• AIM OF THE EXERCISE:
Write the material out again, line by line, exactly as it is.
──────── INFORMATION SUPPLIED
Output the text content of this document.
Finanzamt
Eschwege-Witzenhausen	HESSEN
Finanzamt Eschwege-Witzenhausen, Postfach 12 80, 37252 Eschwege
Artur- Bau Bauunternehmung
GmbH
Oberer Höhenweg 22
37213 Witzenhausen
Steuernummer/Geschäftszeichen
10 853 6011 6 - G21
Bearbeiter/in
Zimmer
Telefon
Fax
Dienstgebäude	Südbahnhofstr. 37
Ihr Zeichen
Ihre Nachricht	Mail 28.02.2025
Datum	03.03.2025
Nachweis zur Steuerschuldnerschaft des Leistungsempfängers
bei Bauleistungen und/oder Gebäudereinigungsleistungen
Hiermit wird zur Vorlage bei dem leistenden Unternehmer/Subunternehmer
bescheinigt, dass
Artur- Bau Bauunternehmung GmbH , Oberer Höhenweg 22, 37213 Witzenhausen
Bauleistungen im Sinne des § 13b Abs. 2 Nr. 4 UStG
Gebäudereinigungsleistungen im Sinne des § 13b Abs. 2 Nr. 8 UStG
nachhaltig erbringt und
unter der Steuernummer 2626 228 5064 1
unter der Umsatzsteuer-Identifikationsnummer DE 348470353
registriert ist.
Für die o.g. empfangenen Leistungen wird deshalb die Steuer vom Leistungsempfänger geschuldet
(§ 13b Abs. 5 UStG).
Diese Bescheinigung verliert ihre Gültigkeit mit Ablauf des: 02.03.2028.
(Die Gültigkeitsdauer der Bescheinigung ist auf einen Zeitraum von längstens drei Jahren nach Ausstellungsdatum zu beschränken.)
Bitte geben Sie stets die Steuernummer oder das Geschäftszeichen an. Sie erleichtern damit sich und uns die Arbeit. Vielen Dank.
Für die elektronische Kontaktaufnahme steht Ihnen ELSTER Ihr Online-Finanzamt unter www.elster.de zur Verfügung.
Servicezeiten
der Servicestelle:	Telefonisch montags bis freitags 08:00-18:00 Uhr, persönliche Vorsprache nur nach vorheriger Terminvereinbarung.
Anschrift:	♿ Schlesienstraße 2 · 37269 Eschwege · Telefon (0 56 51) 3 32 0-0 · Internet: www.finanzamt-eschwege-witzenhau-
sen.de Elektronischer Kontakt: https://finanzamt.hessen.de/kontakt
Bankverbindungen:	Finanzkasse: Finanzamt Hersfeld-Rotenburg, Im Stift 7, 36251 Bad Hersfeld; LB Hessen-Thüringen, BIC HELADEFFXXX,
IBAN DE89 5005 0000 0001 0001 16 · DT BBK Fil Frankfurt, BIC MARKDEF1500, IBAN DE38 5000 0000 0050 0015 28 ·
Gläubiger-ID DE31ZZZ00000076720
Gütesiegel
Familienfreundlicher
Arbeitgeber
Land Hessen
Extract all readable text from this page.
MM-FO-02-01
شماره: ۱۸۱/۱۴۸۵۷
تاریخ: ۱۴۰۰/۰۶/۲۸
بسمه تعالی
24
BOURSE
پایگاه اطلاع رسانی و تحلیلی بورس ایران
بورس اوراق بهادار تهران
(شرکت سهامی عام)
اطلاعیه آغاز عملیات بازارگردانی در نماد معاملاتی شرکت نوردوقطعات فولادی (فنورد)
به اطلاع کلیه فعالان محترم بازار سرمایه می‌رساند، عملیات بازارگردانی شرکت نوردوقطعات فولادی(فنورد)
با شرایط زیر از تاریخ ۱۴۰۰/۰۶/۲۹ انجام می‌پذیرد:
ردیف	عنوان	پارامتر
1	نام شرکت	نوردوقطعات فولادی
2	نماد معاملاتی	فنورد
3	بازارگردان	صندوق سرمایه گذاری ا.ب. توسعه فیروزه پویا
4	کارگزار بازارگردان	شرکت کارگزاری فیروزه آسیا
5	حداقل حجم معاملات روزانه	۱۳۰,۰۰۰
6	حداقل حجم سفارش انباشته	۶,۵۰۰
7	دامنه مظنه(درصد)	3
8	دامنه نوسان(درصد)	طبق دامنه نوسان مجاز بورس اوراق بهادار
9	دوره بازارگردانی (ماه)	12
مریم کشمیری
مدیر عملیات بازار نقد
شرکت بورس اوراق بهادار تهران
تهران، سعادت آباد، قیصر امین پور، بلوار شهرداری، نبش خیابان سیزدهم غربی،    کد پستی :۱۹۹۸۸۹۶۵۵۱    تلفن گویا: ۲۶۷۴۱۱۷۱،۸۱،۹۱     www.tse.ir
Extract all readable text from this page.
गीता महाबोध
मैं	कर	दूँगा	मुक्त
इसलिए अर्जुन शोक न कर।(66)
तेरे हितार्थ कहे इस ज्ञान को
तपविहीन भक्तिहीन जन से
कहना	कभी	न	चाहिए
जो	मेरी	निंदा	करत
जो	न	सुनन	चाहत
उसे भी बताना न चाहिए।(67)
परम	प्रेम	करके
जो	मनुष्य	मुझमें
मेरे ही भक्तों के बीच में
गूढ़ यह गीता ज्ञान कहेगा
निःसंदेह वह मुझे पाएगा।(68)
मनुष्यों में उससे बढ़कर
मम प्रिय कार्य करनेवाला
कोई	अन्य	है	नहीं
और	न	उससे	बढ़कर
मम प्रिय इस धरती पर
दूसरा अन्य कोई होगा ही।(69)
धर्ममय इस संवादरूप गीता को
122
────────────────
• FINISHED ANSWER:
Output the text content of this document.
Finanzamt
Eschwege-Witzenhausen	HESSEN
Finanzamt Eschwege-Witzenhausen, Postfach 12 80, 37252 Eschwege
Artur- Bau Bauunternehmung
GmbH
Oberer Höhenweg 22
37213 Witzenhausen
Steuernummer/Geschäftszeichen
10 853 6011 6 - G21
Bearbeiter/in
Zimmer
Telefon
Fax
Dienstgebäude	Südbahnhofstr. 37
Ihr Zeichen
Ihre Nachricht	Mail 28.02.2025
Datum	03.03.2025
Nachweis zur Steuerschuldnerschaft des Leistungsempfängers
bei Bauleistungen und/oder Gebäudereinigungsleistungen
Hiermit wird zur Vorlage bei dem leistenden Unternehmer/Subunternehmer
bescheinigt, dass
Artur- Bau Bauunternehmung GmbH , Oberer Höhenweg 22, 37213 Witzenhausen
Bauleistungen im Sinne des § 13b Abs. 2 Nr. 4 UStG
Gebäudereinigungsleistungen im Sinne des § 13b Abs. 2 Nr. 8 UStG
nachhaltig erbringt und
unter der Steuernummer 2626 228 5064 1
unter der Umsatzsteuer-Identifikationsnummer DE 348470353
registriert ist.
Für die o.g. empfangenen Leistungen wird deshalb die Steuer vom Leistungsempfänger geschuldet
(§ 13b Abs. 5 UStG).
Diese Bescheinigung verliert ihre Gültigkeit mit Ablauf des: 02.03.2028.
(Die Gültigkeitsdauer der Bescheinigung ist auf einen Zeitraum von längstens drei Jahren nach Ausstellungsdatum zu beschränken.)
Bitte geben Sie stets die Steuernummer oder das Geschäftszeichen an. Sie erleichtern damit sich und uns die Arbeit. Vielen Dank.
Für die elektronische Kontaktaufnahme steht Ihnen ELSTER Ihr Online-Finanzamt unter www.elster.de zur Verfügung.
Servicezeiten
der Servicestelle:	Telefonisch montags bis freitags 08:00-18:00 Uhr, persönliche Vorsprache nur nach vorheriger Terminvereinbarung.
Anschrift:	♿ Schlesienstraße 2 · 37269 Eschwege · Telefon (0 56 51) 3 32 0-0 · Internet: www.finanzamt-eschwege-witzenhau-
sen.de Elektronischer Kontakt: https://finanzamt.hessen.de/kontakt
Bankverbindungen:	Finanzkasse: Finanzamt Hersfeld-Rotenburg, Im Stift 7, 36251 Bad Hersfeld; LB Hessen-Thüringen, BIC HELADEFFXXX,
IBAN DE89 5005 0000 0001 0001 16 · DT BBK Fil Frankfurt, BIC MARKDEF1500, IBAN DE38 5000 0000 0050 0015 28 ·
Gläubiger-ID DE31ZZZ00000076720
Gütesiegel
Familienfreundlicher
Arbeitgeber
Land Hessen
Extract all readable text from this page.
MM-FO-02-01
شماره: ۱۸۱/۱۴۸۵۷
تاریخ: ۱۴۰۰/۰۶/۲۸
بسمه تعالی
24
BOURSE
پایگاه اطلاع رسانی و تحلیلی بورس ایران
بورس اوراق بهادار تهران
(شرکت سهامی عام)
اطلاعیه آغاز عملیات بازارگردانی در نماد معاملاتی شرکت نوردوقطعات فولادی (فنورد)
به اطلاع کلیه فعالان محترم بازار سرمایه می‌رساند، عملیات بازارگردانی شرکت نوردوقطعات فولادی(فنورد)
با شرایط زیر از تاریخ ۱۴۰۰/۰۶/۲۹ انجام می‌پذیرد:
ردیف	عنوان	پارامتر
1	نام شرکت	نوردوقطعات فولادی
2	نماد معاملاتی	فنورد
3	بازارگردان	صندوق سرمایه گذاری ا.ب. توسعه فیروزه پویا
4	کارگزار بازارگردان	شرکت کارگزاری فیروزه آسیا
5	حداقل حجم معاملات روزانه	۱۳۰,۰۰۰
6	حداقل حجم سفارش انباشته	۶,۵۰۰
7	دامنه مظنه(درصد)	3
8	دامنه نوسان(درصد)	طبق دامنه نوسان مجاز بورس اوراق بهادار
9	دوره بازارگردانی (ماه)	12
مریم کشمیری
مدیر عملیات بازار نقد
شرکت بورس اوراق بهادار تهران
تهران، سعادت آباد، قیصر امین پور، بلوار شهرداری، نبش خیابان سیزدهم غربی،    کد پستی :۱۹۹۸۸۹۶۵۵۱    تلفن گویا: ۲۶۷۴۱۱۷۱،۸۱،۹۱     www.tse.ir
Extract all readable text from this page.
गीता महाबोध
मैं	कर	दूँगा	मुक्त
इसलिए अर्जुन शोक न कर।(66)
तेरे हितार्थ कहे इस ज्ञान को
तपविहीन भक्तिहीन जन से
कहना	कभी	न	चाहिए
जो	मेरी	निंदा	करत
जो	न	सुनन	चाहत
उसे भी बताना न चाहिए।(67)
परम	प्रेम	करके
जो	मनुष्य	मुझमें
मेरे ही भक्तों के बीच में
गूढ़ यह गीता ज्ञान कहेगा
निःसंदेह वह मुझे पाएगा।(68)
मनुष्यों में उससे बढ़कर
मम प्रिय कार्य करनेवाला
कोई	अन्य	है	नहीं
और	न	उससे	बढ़कर
मम प्रिय इस धरती पर
दूसरा अन्य कोई होगा ही।(69)
धर्ममय इस संवादरूप गीता को
122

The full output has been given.